Records for this exercise —
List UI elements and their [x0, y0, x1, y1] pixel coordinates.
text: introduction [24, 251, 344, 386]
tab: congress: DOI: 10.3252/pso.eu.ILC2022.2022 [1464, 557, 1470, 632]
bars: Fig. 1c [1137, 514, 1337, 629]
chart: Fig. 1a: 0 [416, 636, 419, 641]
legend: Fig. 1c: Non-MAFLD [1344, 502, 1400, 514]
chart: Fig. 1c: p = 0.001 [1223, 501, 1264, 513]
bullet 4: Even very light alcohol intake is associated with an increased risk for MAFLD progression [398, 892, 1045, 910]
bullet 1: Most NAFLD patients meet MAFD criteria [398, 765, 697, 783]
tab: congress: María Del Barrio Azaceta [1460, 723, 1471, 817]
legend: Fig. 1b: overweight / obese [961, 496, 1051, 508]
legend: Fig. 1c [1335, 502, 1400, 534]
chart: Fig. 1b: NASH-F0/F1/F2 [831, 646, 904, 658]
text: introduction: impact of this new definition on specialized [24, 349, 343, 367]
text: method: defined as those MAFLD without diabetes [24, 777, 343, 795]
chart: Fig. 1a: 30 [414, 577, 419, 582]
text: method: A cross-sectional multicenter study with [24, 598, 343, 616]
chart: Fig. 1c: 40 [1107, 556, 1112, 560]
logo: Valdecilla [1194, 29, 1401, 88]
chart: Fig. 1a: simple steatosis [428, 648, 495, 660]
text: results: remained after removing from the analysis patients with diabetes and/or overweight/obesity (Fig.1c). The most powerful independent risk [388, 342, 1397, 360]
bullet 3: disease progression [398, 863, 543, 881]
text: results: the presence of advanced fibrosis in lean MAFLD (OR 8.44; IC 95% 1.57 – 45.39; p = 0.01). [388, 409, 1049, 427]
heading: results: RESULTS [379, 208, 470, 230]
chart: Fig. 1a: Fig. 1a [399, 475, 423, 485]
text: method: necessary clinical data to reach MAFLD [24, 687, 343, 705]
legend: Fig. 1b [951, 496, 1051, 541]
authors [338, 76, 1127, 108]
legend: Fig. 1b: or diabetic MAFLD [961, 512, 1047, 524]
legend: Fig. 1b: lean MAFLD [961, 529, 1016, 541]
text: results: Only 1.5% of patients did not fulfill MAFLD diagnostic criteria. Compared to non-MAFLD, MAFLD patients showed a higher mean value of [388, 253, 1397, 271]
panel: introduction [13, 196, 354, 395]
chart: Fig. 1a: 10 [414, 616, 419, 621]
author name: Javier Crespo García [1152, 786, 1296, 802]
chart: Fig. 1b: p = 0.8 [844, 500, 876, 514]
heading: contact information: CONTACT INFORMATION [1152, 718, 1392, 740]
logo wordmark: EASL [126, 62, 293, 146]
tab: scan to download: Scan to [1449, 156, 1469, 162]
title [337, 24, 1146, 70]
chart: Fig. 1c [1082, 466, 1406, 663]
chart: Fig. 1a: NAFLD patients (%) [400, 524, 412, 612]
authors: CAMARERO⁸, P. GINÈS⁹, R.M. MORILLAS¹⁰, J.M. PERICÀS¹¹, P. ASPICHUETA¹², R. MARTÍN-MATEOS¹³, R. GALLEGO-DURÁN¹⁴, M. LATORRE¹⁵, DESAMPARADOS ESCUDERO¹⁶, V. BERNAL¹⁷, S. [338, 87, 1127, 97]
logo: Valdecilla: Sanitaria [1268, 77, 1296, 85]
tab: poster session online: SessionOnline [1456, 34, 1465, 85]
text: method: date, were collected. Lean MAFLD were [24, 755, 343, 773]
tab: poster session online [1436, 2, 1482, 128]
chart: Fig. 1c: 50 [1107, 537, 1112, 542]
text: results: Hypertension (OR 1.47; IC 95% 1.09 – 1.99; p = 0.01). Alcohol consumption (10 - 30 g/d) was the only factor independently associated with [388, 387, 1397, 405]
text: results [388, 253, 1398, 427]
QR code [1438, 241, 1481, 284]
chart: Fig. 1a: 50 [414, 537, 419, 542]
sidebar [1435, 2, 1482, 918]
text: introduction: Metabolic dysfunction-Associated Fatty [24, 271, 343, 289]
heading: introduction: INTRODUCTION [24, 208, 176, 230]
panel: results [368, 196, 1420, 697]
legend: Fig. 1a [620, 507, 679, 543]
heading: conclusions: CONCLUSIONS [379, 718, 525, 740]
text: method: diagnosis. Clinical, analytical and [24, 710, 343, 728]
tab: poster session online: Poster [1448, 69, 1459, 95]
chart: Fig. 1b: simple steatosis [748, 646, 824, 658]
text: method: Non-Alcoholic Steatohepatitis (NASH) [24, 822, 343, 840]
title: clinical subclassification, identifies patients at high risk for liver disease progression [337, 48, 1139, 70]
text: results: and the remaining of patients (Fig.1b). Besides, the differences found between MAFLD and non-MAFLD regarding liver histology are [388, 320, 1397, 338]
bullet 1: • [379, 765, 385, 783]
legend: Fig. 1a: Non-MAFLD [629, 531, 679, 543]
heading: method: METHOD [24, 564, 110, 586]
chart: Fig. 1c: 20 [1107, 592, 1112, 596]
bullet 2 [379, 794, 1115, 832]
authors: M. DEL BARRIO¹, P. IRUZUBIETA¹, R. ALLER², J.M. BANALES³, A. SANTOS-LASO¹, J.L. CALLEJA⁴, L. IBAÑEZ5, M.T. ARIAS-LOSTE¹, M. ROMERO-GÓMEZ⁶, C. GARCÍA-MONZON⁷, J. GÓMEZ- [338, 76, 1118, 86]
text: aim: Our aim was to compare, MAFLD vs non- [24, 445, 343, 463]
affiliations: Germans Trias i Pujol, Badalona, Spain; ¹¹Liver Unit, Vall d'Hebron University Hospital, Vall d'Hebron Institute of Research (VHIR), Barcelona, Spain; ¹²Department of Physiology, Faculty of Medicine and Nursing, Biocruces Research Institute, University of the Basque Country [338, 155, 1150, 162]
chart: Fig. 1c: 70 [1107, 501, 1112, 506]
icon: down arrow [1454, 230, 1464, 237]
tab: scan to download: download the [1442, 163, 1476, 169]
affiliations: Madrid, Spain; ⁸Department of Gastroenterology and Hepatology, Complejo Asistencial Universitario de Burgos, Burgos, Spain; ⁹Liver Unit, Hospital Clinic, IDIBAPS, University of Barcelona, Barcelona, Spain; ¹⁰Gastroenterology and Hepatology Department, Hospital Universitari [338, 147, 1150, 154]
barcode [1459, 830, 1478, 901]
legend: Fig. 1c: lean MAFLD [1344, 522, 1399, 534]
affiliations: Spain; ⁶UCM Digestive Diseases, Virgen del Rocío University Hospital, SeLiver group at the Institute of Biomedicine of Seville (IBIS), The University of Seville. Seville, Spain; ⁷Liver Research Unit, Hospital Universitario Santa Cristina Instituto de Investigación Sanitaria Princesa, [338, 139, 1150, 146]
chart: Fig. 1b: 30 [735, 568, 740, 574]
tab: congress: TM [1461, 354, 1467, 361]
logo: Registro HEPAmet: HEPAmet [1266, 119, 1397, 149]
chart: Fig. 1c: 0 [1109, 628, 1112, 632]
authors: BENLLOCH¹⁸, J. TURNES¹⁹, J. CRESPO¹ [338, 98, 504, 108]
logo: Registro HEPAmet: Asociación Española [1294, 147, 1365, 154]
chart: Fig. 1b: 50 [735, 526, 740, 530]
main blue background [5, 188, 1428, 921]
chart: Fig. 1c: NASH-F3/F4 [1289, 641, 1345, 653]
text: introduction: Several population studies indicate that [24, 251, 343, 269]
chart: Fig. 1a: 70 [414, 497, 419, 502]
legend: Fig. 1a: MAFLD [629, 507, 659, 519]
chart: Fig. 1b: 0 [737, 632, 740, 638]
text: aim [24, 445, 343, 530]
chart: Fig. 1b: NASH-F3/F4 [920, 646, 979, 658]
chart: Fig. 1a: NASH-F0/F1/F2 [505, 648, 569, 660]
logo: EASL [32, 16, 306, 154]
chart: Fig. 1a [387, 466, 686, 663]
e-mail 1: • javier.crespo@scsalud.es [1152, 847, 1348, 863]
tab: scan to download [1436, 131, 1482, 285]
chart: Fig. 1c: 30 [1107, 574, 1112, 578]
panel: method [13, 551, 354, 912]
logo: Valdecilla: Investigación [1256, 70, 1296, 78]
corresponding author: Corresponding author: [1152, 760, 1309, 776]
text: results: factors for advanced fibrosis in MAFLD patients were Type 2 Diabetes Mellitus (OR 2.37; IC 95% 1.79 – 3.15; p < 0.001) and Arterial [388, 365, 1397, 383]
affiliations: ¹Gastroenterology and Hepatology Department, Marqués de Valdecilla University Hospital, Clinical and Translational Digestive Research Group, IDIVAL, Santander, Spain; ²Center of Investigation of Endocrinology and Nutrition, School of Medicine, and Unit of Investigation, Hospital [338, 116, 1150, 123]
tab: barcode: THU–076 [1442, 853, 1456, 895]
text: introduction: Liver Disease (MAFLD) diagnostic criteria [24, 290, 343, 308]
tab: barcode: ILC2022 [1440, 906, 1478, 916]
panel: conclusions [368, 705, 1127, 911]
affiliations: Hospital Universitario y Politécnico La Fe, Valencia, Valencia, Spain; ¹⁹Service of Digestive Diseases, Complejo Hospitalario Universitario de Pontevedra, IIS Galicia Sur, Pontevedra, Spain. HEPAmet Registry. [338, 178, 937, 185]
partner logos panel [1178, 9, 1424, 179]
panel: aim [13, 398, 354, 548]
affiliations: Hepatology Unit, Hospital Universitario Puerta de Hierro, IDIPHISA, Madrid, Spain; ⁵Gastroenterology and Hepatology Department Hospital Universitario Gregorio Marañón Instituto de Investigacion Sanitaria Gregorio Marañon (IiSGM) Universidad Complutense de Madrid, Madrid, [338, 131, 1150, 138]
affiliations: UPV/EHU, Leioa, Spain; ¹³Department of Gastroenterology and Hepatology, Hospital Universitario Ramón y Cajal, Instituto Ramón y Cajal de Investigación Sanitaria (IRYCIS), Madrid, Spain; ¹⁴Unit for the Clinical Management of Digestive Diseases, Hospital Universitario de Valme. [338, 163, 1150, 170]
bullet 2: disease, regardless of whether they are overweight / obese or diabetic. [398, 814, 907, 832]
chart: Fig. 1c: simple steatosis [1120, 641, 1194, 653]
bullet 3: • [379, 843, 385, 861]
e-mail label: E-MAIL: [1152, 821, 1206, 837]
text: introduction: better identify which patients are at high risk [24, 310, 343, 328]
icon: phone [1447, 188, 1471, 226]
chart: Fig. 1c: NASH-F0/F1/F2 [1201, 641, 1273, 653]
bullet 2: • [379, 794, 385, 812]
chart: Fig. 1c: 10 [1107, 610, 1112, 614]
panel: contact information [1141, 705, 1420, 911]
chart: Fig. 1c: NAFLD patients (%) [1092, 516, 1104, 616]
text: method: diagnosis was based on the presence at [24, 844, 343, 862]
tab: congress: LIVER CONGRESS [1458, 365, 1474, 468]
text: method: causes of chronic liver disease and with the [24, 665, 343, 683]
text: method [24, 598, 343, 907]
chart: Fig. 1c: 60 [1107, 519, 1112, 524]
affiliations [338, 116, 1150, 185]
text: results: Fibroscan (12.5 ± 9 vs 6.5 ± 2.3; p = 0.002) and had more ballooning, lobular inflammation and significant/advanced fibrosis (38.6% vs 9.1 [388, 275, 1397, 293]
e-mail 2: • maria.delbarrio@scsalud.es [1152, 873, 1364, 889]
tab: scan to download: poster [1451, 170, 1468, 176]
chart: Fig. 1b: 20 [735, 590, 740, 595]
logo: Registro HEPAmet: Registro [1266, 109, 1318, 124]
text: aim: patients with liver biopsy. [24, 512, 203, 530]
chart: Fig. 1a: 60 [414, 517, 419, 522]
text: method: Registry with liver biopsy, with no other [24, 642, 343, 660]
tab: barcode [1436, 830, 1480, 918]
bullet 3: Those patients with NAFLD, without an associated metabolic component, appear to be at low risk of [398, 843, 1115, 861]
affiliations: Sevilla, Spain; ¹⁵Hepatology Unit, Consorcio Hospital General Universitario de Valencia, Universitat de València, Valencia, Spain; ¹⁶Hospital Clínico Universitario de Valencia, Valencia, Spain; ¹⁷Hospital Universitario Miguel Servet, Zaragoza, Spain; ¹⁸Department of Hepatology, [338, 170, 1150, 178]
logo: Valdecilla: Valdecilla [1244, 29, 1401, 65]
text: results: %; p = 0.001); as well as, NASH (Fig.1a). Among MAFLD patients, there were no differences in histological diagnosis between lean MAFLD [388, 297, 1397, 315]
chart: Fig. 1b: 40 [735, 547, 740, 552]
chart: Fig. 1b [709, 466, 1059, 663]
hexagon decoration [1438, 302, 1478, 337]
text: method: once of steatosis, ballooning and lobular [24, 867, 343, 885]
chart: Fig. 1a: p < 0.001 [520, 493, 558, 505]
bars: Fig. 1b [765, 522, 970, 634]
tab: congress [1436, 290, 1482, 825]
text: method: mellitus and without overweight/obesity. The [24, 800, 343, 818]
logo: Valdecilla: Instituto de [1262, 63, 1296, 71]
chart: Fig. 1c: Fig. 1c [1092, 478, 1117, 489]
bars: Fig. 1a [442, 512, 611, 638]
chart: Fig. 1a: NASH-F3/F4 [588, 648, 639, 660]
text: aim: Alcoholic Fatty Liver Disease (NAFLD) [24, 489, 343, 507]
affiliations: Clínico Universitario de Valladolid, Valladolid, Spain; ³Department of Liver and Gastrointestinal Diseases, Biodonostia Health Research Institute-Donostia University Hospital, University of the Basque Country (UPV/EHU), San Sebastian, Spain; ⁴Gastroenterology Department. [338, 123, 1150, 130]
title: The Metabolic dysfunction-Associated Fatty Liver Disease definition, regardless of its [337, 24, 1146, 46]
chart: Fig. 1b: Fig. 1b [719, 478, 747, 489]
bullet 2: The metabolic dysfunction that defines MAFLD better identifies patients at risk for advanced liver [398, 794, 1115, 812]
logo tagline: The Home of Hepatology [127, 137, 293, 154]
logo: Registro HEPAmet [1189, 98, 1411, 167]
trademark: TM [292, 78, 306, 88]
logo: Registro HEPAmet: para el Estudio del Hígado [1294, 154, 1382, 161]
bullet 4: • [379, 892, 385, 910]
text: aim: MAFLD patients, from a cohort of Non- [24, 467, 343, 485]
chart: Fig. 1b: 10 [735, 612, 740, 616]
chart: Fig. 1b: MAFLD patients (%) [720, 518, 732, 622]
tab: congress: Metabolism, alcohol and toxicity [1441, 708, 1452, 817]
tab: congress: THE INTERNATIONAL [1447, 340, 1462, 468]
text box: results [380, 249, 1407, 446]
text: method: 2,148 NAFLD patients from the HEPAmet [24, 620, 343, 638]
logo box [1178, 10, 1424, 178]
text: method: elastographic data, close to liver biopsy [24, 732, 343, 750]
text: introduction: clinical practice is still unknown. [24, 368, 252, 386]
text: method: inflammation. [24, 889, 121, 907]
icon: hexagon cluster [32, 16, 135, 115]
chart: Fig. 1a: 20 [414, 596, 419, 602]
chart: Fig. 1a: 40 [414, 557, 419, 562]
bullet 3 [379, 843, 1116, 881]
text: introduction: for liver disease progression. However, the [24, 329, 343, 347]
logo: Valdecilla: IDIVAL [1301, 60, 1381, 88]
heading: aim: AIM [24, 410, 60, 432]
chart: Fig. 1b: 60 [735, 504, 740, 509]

Problem to work on —
Report how many lines in the listing above hold the string "conclusions", giving the number and no other words.

Result of the exercise —
2